**** RECORD LIST ****

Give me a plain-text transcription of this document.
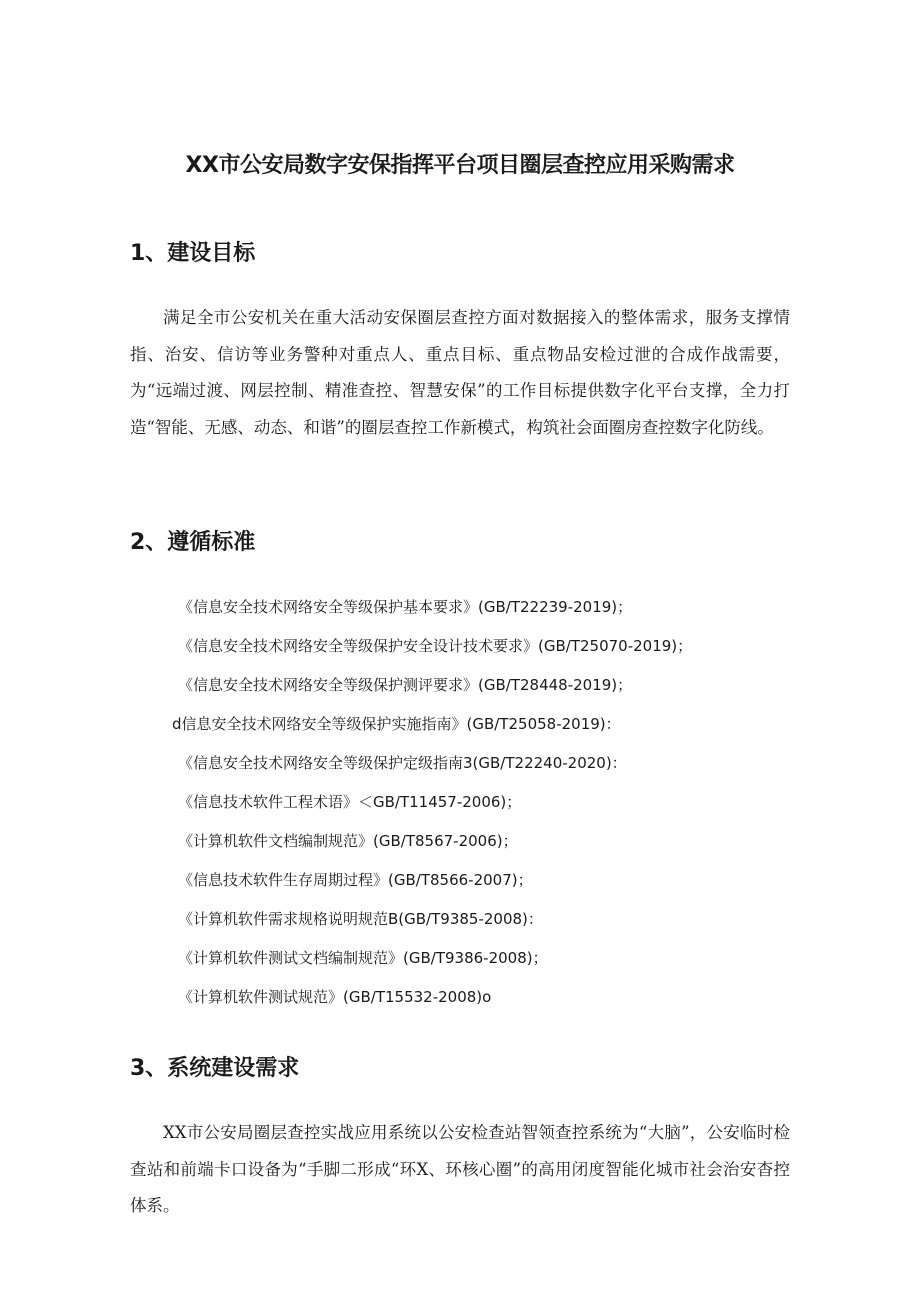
XX市公安局数字安保指挥平台项目圈层查控应用采购需求
1、建设目标

满足全市公安机关在重大活动安保圈层查控方面对数据接入的整体需求，服务支撑情指、治安、信访等业务警种对重点人、重点目标、重点物品安检过泄的合成作战需要，为“远端过渡、网层控制、精准查控、智慧安保”的工作目标提供数字化平台支撑，全力打造“智能、无感、动态、和谐”的圈层查控工作新模式，构筑社会面圈房查控数字化防线。

2、遵循标准
《信息安全技术网络安全等级保护基本要求》(GB/T22239-2019)；
《信息安全技术网络安全等级保护安全设计技术要求》(GB/T25070-2019)；
《信息安全技术网络安全等级保护测评要求》(GB/T28448-2019)；
d信息安全技术网络安全等级保护实施指南》(GB/T25058-2019)：
《信息安全技术网络安全等级保护定级指南3(GB/T22240-2020)：
《信息技术软件工程术语》＜GB/T11457-2006)；
《计算机软件文档编制规范》(GB/T8567-2006)；
《信息技术软件生存周期过程》(GB/T8566-2007)；
《计算机软件需求规格说明规范B(GB/T9385-2008)：
《计算机软件测试文档编制规范》(GB/T9386-2008)；
《计算机软件测试规范》(GB/T15532-2008)o
3、系统建设需求

XX市公安局圈层查控实战应用系统以公安检查站智领查控系统为“大脑”，公安临时检查站和前端卡口设备为“手脚二形成“环X、环核心圈”的高用闭度智能化城市社会治安杳控体系。
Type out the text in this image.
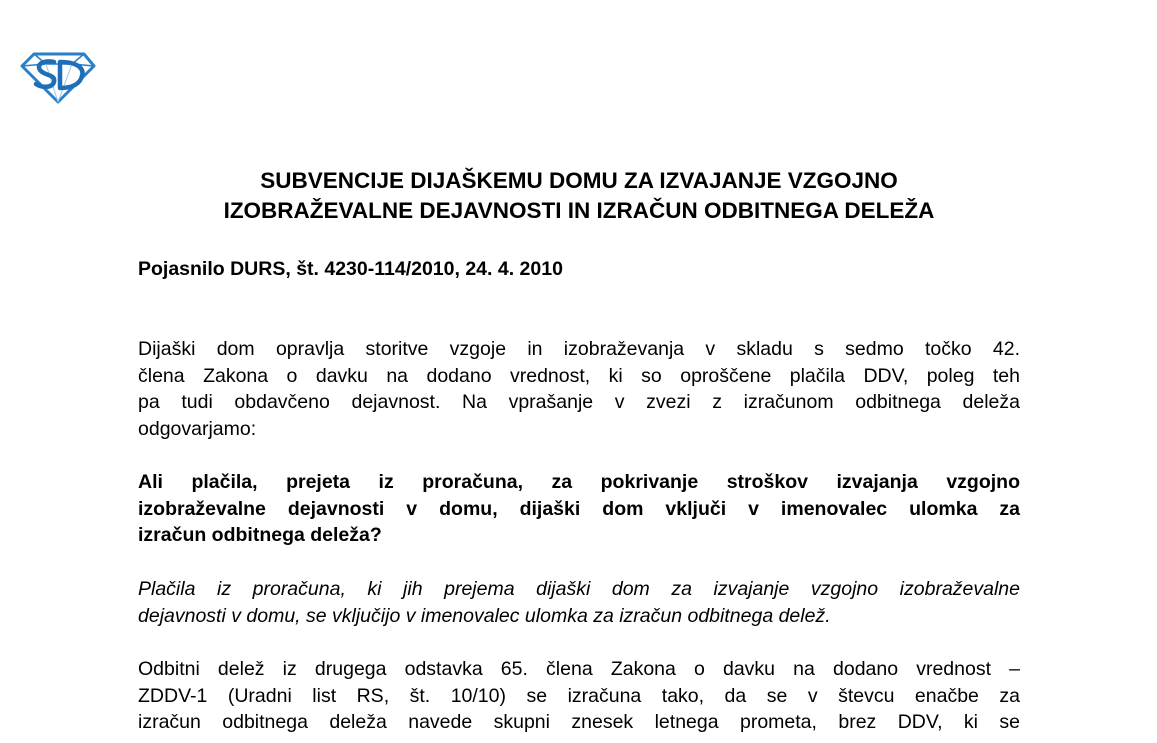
SUBVENCIJE DIJAŠKEMU DOMU ZA IZVAJANJE VZGOJNO
IZOBRAŽEVALNE DEJAVNOSTI IN IZRAČUN ODBITNEGA DELEŽA

Pojasnilo DURS, št. 4230-114/2010, 24. 4. 2010

Dijaški dom opravlja storitve vzgoje in izobraževanja v skladu s sedmo točko 42.
člena Zakona o davku na dodano vrednost, ki so oproščene plačila DDV, poleg teh
pa tudi obdavčeno dejavnost. Na vprašanje v zvezi z izračunom odbitnega deleža
odgovarjamo:

Ali plačila, prejeta iz proračuna, za pokrivanje stroškov izvajanja vzgojno
izobraževalne dejavnosti v domu, dijaški dom vključi v imenovalec ulomka za
izračun odbitnega deleža?

Plačila iz proračuna, ki jih prejema dijaški dom za izvajanje vzgojno izobraževalne
dejavnosti v domu, se vključijo v imenovalec ulomka za izračun odbitnega delež.

Odbitni delež iz drugega odstavka 65. člena Zakona o davku na dodano vrednost –
ZDDV-1 (Uradni list RS, št. 10/10) se izračuna tako, da se v števcu enačbe za
izračun odbitnega deleža navede skupni znesek letnega prometa, brez DDV, ki se
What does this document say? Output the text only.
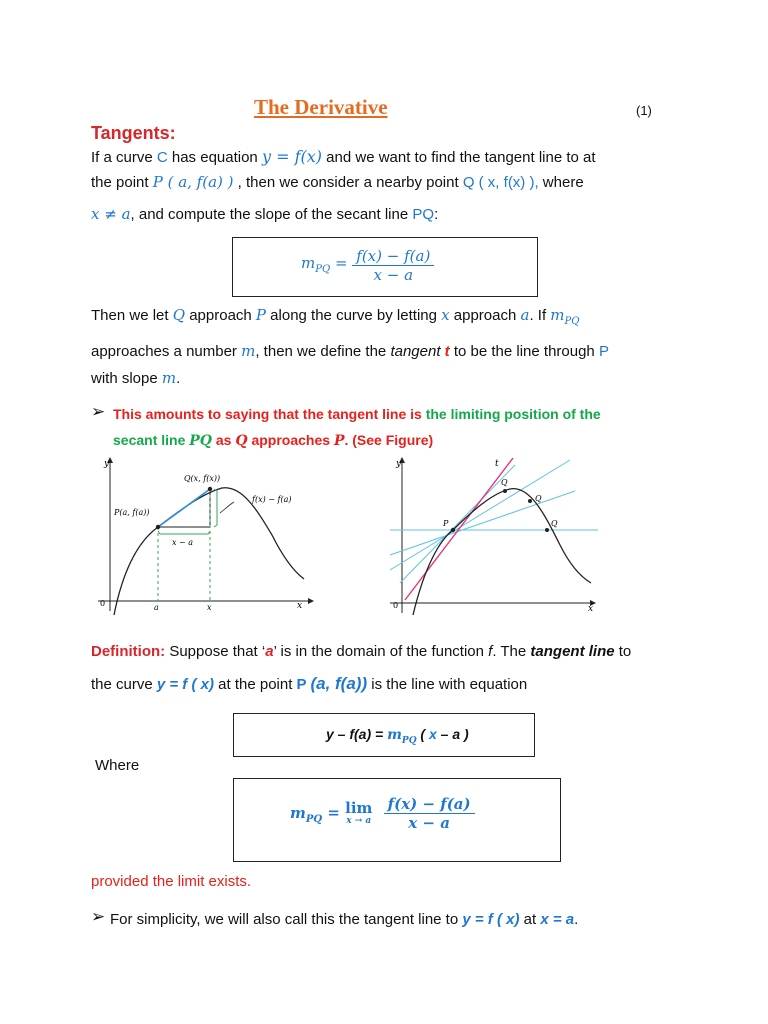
The Derivative	(1)
Tangents:
If a curve C has equation y = f(x) and we want to find the tangent line to at
the point P ( a, f(a) ) , then we consider a nearby point Q ( x, f(x) ), where
x ≠ a, and compute the slope of the secant line PQ:
$m_{PQ} = \frac{f(x) - f(a)}{x - a}$
Then we let Q approach P along the curve by letting x approach a. If $m_{PQ}$
approaches a number m, then we define the tangent t to be the line through P
with slope m.
➢ This amounts to saying that the tangent line is the limiting position of the
secant line PQ as Q approaches P. (See Figure)
y
x
0	a	x
Q(x, f(x))
P(a, f(a))
f(x) − f(a)
x − a
y
x
0
t
P
Q
Q
Q
Definition: Suppose that ‘a’ is in the domain of the function f. The tangent line to
the curve y = f ( x) at the point P (a, f(a)) is the line with equation
$y - f(a) = m_{PQ}$ ( x – a )
Where
$m_{PQ} = \lim$
x → a
$\frac{f(x) - f(a)}{x - a}$
provided the limit exists.
➢ For simplicity, we will also call this the tangent line to y = f ( x) at x = a.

****

WHAT IS NEEDED — Copy every entry word for word, but omit the pictures.

TASK OUTPUT —
Give me a plain-text transcription of this document.
XX市公安局数字安保指挥平台项目圈层查控应用采购需求
1、建设目标

满足全市公安机关在重大活动安保圈层查控方面对数据接入的整体需求，服务支撑情指、治安、信访等业务警种对重点人、重点目标、重点物品安检过泄的合成作战需要，为“远端过渡、网层控制、精准查控、智慧安保”的工作目标提供数字化平台支撑，全力打造“智能、无感、动态、和谐”的圈层查控工作新模式，构筑社会面圈房查控数字化防线。

2、遵循标准
《信息安全技术网络安全等级保护基本要求》(GB/T22239-2019)；
《信息安全技术网络安全等级保护安全设计技术要求》(GB/T25070-2019)；
《信息安全技术网络安全等级保护测评要求》(GB/T28448-2019)；
d信息安全技术网络安全等级保护实施指南》(GB/T25058-2019)：
《信息安全技术网络安全等级保护定级指南3(GB/T22240-2020)：
《信息技术软件工程术语》＜GB/T11457-2006)；
《计算机软件文档编制规范》(GB/T8567-2006)；
《信息技术软件生存周期过程》(GB/T8566-2007)；
《计算机软件需求规格说明规范B(GB/T9385-2008)：
《计算机软件测试文档编制规范》(GB/T9386-2008)；
《计算机软件测试规范》(GB/T15532-2008)o
3、系统建设需求

XX市公安局圈层查控实战应用系统以公安检查站智领查控系统为“大脑”，公安临时检查站和前端卡口设备为“手脚二形成“环X、环核心圈”的高用闭度智能化城市社会治安杳控体系。
Type out the text in this image.
SUBVENCIJE DIJAŠKEMU DOMU ZA IZVAJANJE VZGOJNO
IZOBRAŽEVALNE DEJAVNOSTI IN IZRAČUN ODBITNEGA DELEŽA

Pojasnilo DURS, št. 4230-114/2010, 24. 4. 2010

Dijaški dom opravlja storitve vzgoje in izobraževanja v skladu s sedmo točko 42.
člena Zakona o davku na dodano vrednost, ki so oproščene plačila DDV, poleg teh
pa tudi obdavčeno dejavnost. Na vprašanje v zvezi z izračunom odbitnega deleža
odgovarjamo:

Ali plačila, prejeta iz proračuna, za pokrivanje stroškov izvajanja vzgojno
izobraževalne dejavnosti v domu, dijaški dom vključi v imenovalec ulomka za
izračun odbitnega deleža?

Plačila iz proračuna, ki jih prejema dijaški dom za izvajanje vzgojno izobraževalne
dejavnosti v domu, se vključijo v imenovalec ulomka za izračun odbitnega delež.

Odbitni delež iz drugega odstavka 65. člena Zakona o davku na dodano vrednost –
ZDDV-1 (Uradni list RS, št. 10/10) se izračuna tako, da se v števcu enačbe za
izračun odbitnega deleža navede skupni znesek letnega prometa, brez DDV, ki se
What does this document say? Output the text only.
The Derivative	(1)
Tangents:
If a curve C has equation y = f(x) and we want to find the tangent line to at
the point P ( a, f(a) ) , then we consider a nearby point Q ( x, f(x) ), where
x ≠ a, and compute the slope of the secant line PQ:
$m_{PQ} = \frac{f(x) - f(a)}{x - a}$
Then we let Q approach P along the curve by letting x approach a. If $m_{PQ}$
approaches a number m, then we define the tangent t to be the line through P
with slope m.
➢ This amounts to saying that the tangent line is the limiting position of the
secant line PQ as Q approaches P. (See Figure)
y
x
0	a	x
Q(x, f(x))
P(a, f(a))
f(x) − f(a)
x − a
y
x
0
t
P
Q
Q
Q
Definition: Suppose that ‘a’ is in the domain of the function f. The tangent line to
the curve y = f ( x) at the point P (a, f(a)) is the line with equation
$y - f(a) = m_{PQ}$ ( x – a )
Where
$m_{PQ} = \lim$
x → a
$\frac{f(x) - f(a)}{x - a}$
provided the limit exists.
➢ For simplicity, we will also call this the tangent line to y = f ( x) at x = a.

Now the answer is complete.